# Source passage:
· · ·

Melody Thomas speaks with 121 founders Olly de Salis, 23, and Cameron Morris, 24, about their journey so far.
The story of 121 is, in many ways, a familiar one. A couple of friends fall in love with dance music and search for the underground raves and secret warehouse parties that foster exactly this vibe. When they can’t find any, they decide to make their own. The reason it’s familiar is that something very like it has happened here before.
In the 90s and into the early 2000s, New Zealand bore witness to the birth of a dance scene that was unlike anything we’d seen till then. In clubs, old warehouses and middle-of-nowhere fields all around the country, stages were erected and massive subs wheeled in. As the sun went down, these spaces filled with (mostly) young people with a proclivity to dance in a pulsing throng of thousands. There were lasers and black lights, glow sticks and fire poi. There was inevitably a thudding bass that seemed to reverberate in the very core of your soul. Alcohol took a back seat to substances that made you more likely to still be dancing at sun-up, to make a best friend in the line to the toilet, and cradle a tender jaw for a couple of days following.
It was a beautiful scene, but like all scenes it peaked then receded, so by the time 121 was formed, its founders felt very much as if they were “sculpting and moulding a scene from scratch.”
121 began in 2015. De Salis was 18 years old, studying fine arts at university, when his parents set off to Europe for six months and, perhaps naively, left him in their house. Keen to celebrate the end of the school year (and, as he tells it, make some mates), De Salis organised a massive multi-media party at his parents’ house, featuring more than 20 artists, painters, photographers, and musicians. The party went off so naturally De Salis organised more, and his parent’s house became a thriving hub for like-minded people to “hang out, create, and party” (think Andy Warhol’s Factory, but in a family home on the side of a hill in Wadestown). “We had no rules or regulations to follow and made the most of the creative freedom,” laughs De Salis.
De Salis did make friends, including his future business-partner Cameron Morris, whose band headlined one of the parties. The pair bonded over their shared love of “curating parties and social gatherings”, and Morris introduced De Salis to house music. They parted ways for a bit – Morris to Sydney to expand his musical horizons while De Salis kept up the 121 parties in Wellington – but they continued to swap house beats, and eventually Morris moved home to officially get on board the 121 train.
By this point, De Salis’ parents had returned and regained possession of their house (complete with a fresh lick of paint), but the pair continued to host one-off events together. Then in 2017, Tim Ward, San Francisco co-owner and soon-to-be 121 business partner, offered them a club space on Cuba Street, where Good Luck bar used to be. Soon after, Club 121 was born.
For two years, Club 121 was the place to go if you wanted to dance in a “smokey basement rave cave with raw edges, a high quality soundsystem, an impeccable roster of DJs, jet black walls, and tons of vibes.” De Salis and Morris continued with their one-off parties, selling out a warehouse rave with Fat Freddy’s Drop and a couple of others in the surprising setting of DIY sculpture-garden-mini-golf-course Carlucci Land.

· · ·

# Extracted information:
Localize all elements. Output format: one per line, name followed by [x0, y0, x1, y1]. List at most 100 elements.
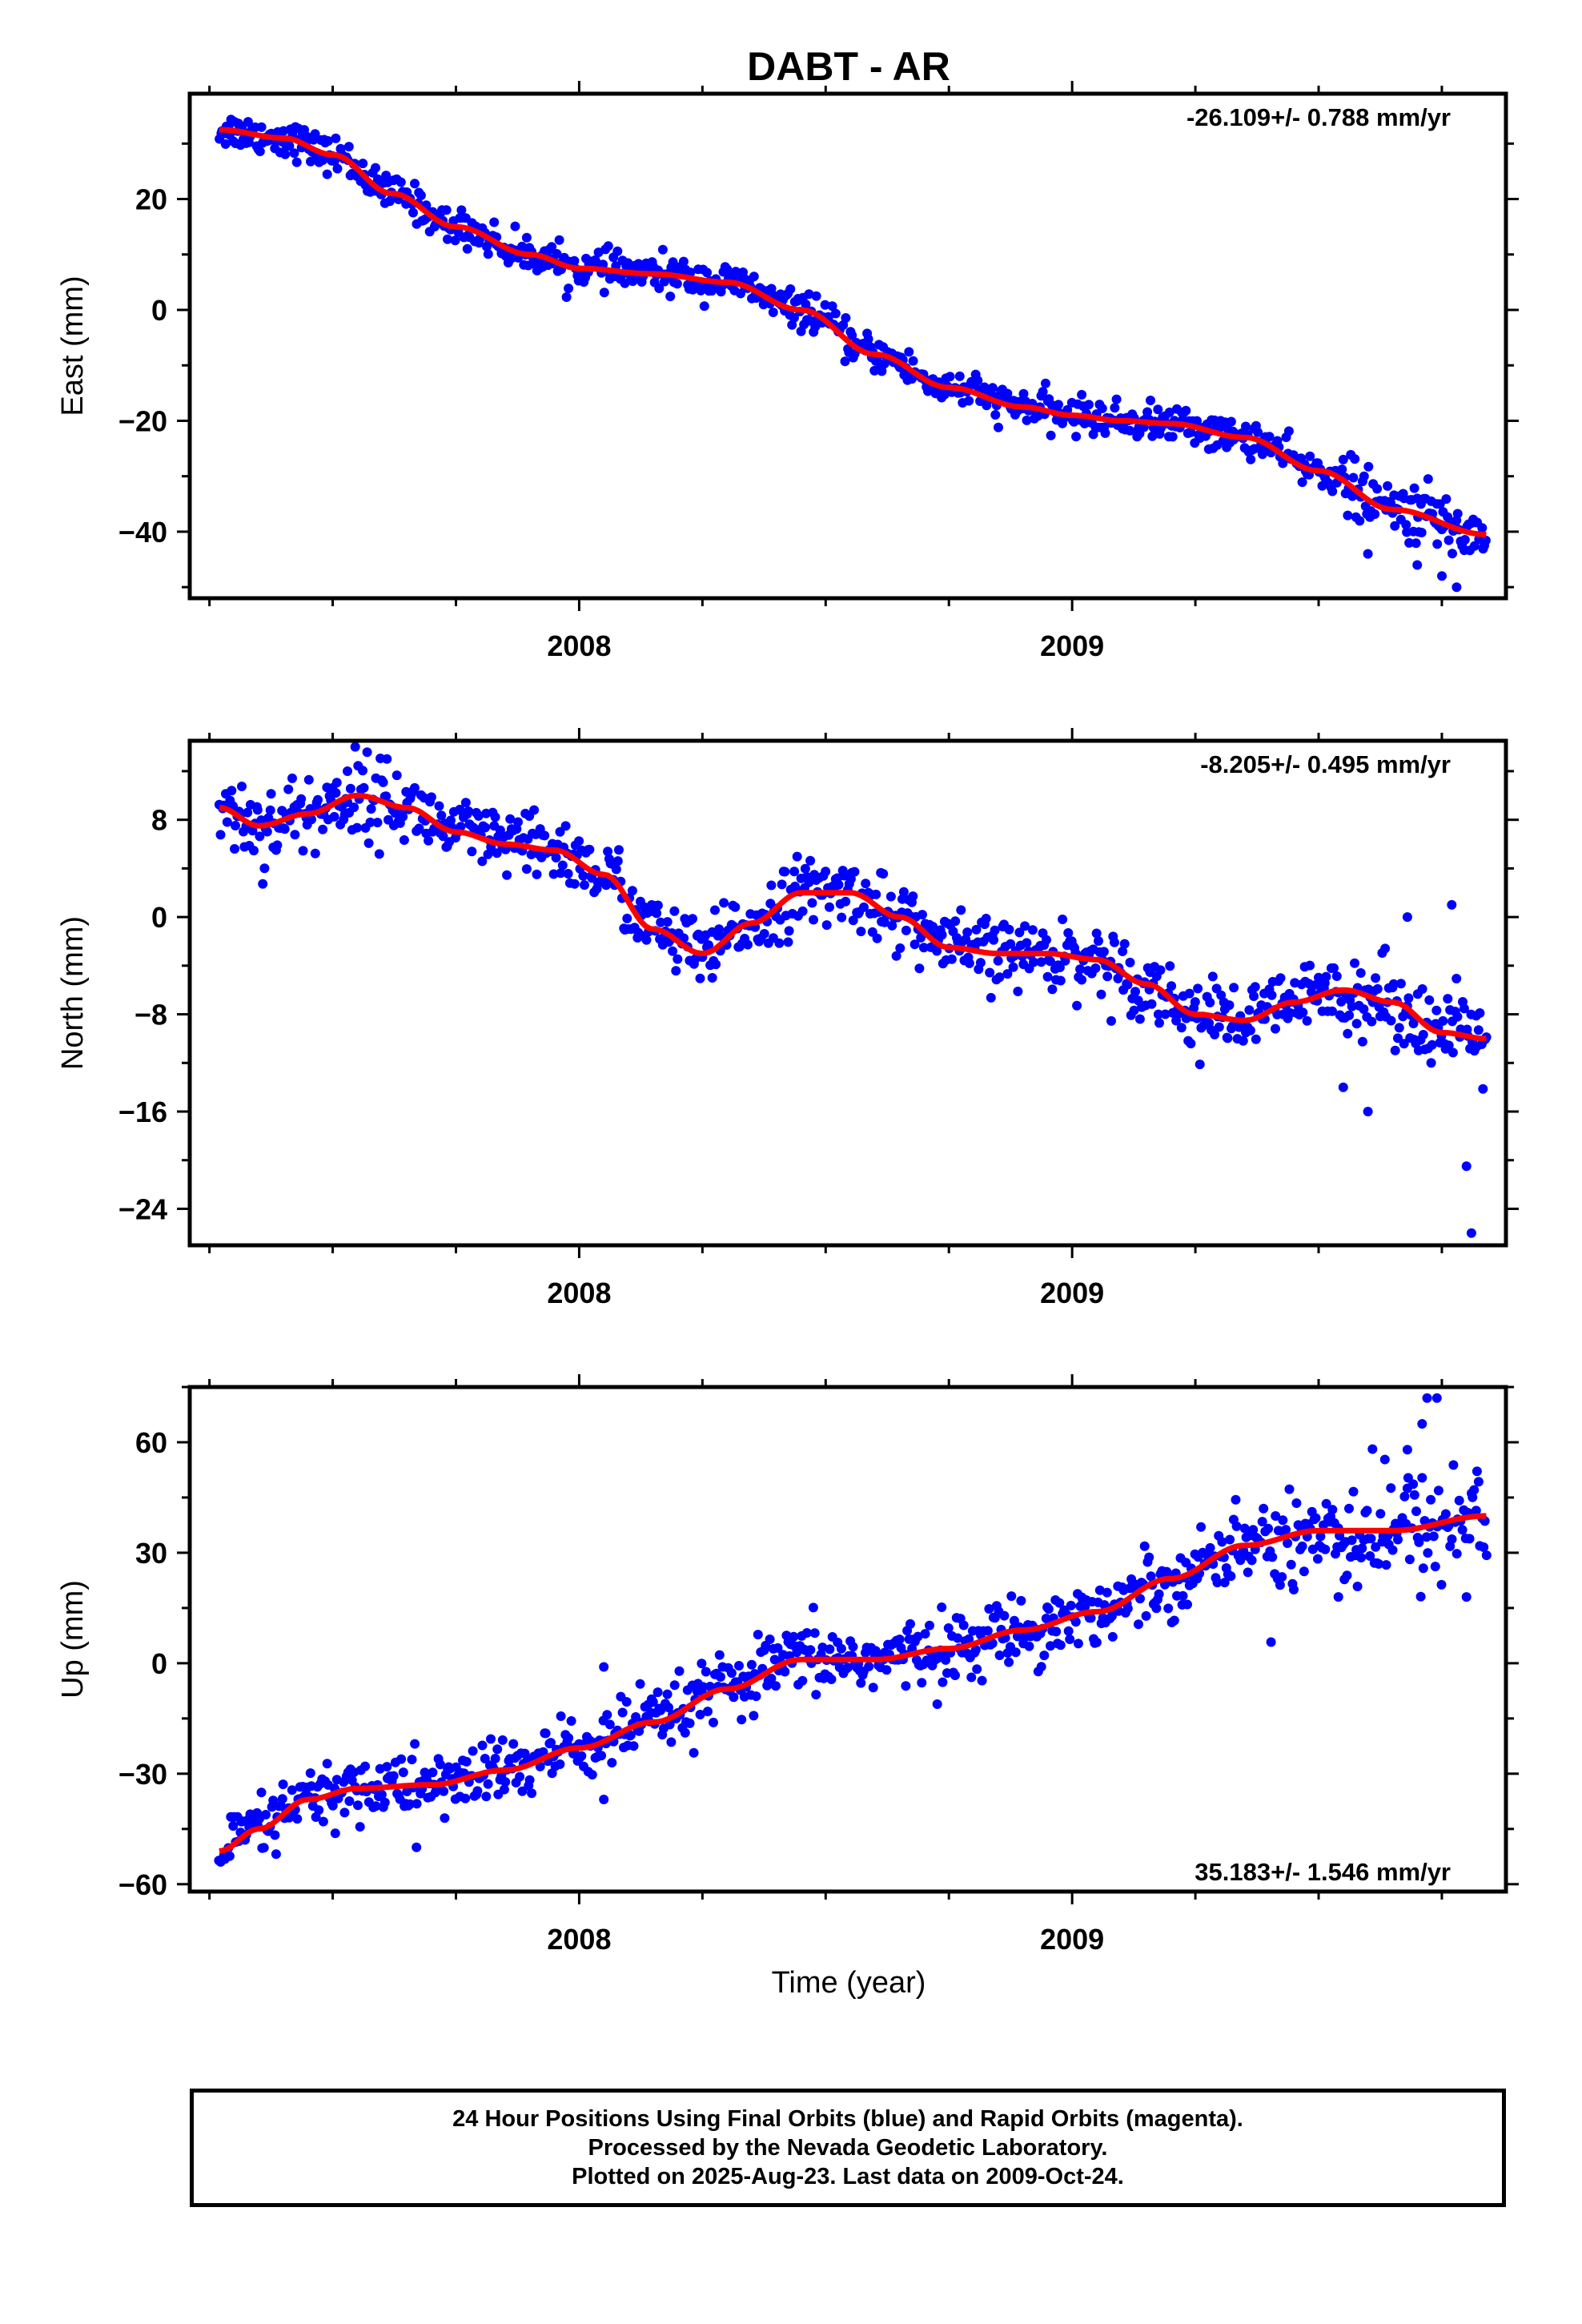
north-point: [313, 794, 323, 805]
up-point: [1217, 1537, 1227, 1547]
up-point: [714, 1650, 725, 1660]
up-point: [1414, 1537, 1424, 1547]
north-point: [296, 794, 307, 804]
up-point: [314, 1805, 324, 1815]
north-point: [563, 869, 573, 879]
north-point: [1106, 1015, 1116, 1026]
north-point: [1363, 1107, 1373, 1116]
north-point: [612, 856, 623, 866]
north-point: [1314, 972, 1323, 983]
north-point: [584, 844, 595, 854]
up-point: [1379, 1454, 1390, 1465]
north-point: [237, 782, 247, 791]
up-point: [1454, 1495, 1464, 1506]
north-point: [1251, 1034, 1261, 1044]
up-point: [917, 1678, 927, 1688]
up-point: [322, 1759, 332, 1769]
north-point: [710, 905, 720, 915]
up-point: [913, 1631, 923, 1642]
up-point: [1070, 1617, 1081, 1627]
north-point: [669, 906, 680, 916]
up-point: [937, 1602, 947, 1612]
north-point: [841, 896, 851, 907]
north-point: [1214, 1022, 1224, 1032]
east-point: [603, 241, 613, 251]
up-point: [994, 1651, 1005, 1660]
east-point: [450, 235, 460, 246]
up-point: [625, 1730, 636, 1740]
north-point: [464, 806, 474, 816]
up-point: [599, 1795, 609, 1804]
north-point: [1359, 1004, 1369, 1015]
east-point: [1283, 426, 1294, 436]
up-point: [1327, 1505, 1338, 1515]
east-point: [1054, 400, 1063, 410]
up-point: [1411, 1506, 1421, 1517]
north-point: [872, 933, 882, 943]
east-point: [1111, 394, 1122, 404]
north-point: [249, 846, 259, 856]
north-point: [290, 830, 300, 840]
up-point: [697, 1659, 707, 1669]
up-point: [1356, 1553, 1367, 1562]
east-point: [789, 312, 799, 323]
east-point: [255, 147, 265, 156]
east-point: [811, 291, 821, 301]
north-point: [551, 853, 561, 862]
north-point: [1129, 1005, 1139, 1015]
up-point: [1284, 1484, 1295, 1494]
up-point: [966, 1672, 977, 1683]
up-point: [486, 1734, 496, 1744]
north-point: [1275, 973, 1286, 983]
north-point: [399, 835, 409, 845]
north-point: [1184, 988, 1195, 999]
up-point: [1367, 1444, 1378, 1454]
east-point: [1153, 404, 1163, 415]
up-point: [1266, 1637, 1276, 1647]
east-point: [416, 191, 426, 200]
north-point: [540, 830, 550, 841]
up-point: [648, 1697, 658, 1707]
north-point: [1338, 1082, 1348, 1092]
north-point: [349, 802, 359, 813]
east-point: [1441, 494, 1452, 505]
up-point: [925, 1620, 934, 1630]
north-point: [1473, 1025, 1484, 1035]
up-point: [1205, 1542, 1215, 1553]
north-point: [436, 810, 447, 821]
north-point: [398, 811, 408, 822]
footer-line-1: 24 Hour Positions Using Final Orbits (bl…: [452, 2106, 1243, 2132]
east-point: [1338, 454, 1348, 464]
north-point: [1459, 1003, 1469, 1014]
up-point: [353, 1800, 363, 1811]
up-point: [1404, 1554, 1415, 1565]
up-point: [481, 1791, 492, 1802]
up-point: [1063, 1626, 1074, 1636]
up-point: [439, 1786, 449, 1796]
north-point: [614, 845, 624, 855]
north-point: [1045, 956, 1055, 967]
north-point: [303, 774, 314, 785]
north-point: [1077, 975, 1087, 985]
north-point: [266, 789, 276, 799]
north-point: [456, 822, 466, 832]
east-point: [1097, 404, 1107, 413]
east-point: [923, 386, 933, 396]
north-point: [1388, 979, 1399, 989]
up-point: [1263, 1523, 1274, 1534]
north-point: [1452, 1011, 1463, 1022]
up-point: [1054, 1598, 1065, 1608]
east-point: [322, 169, 332, 179]
north-point: [1302, 1015, 1312, 1026]
north-point: [1102, 971, 1113, 982]
up-point: [805, 1645, 816, 1655]
up-fit-line: [219, 1513, 1487, 1854]
up-point: [412, 1799, 422, 1809]
north-point: [1443, 994, 1453, 1004]
north-point: [1395, 979, 1406, 989]
east-point: [990, 410, 1001, 420]
north-point: [532, 869, 542, 879]
up-point: [1271, 1511, 1281, 1521]
north-point: [971, 924, 982, 935]
north-axes-frame: [187, 738, 1508, 1248]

· · ·

# Given problem:
According to the source passage about 121, what did Tim Ward offer De Salis and Morris in 2017?

# Correct response:
A club space on Cuba Street, where Good Luck bar used to be.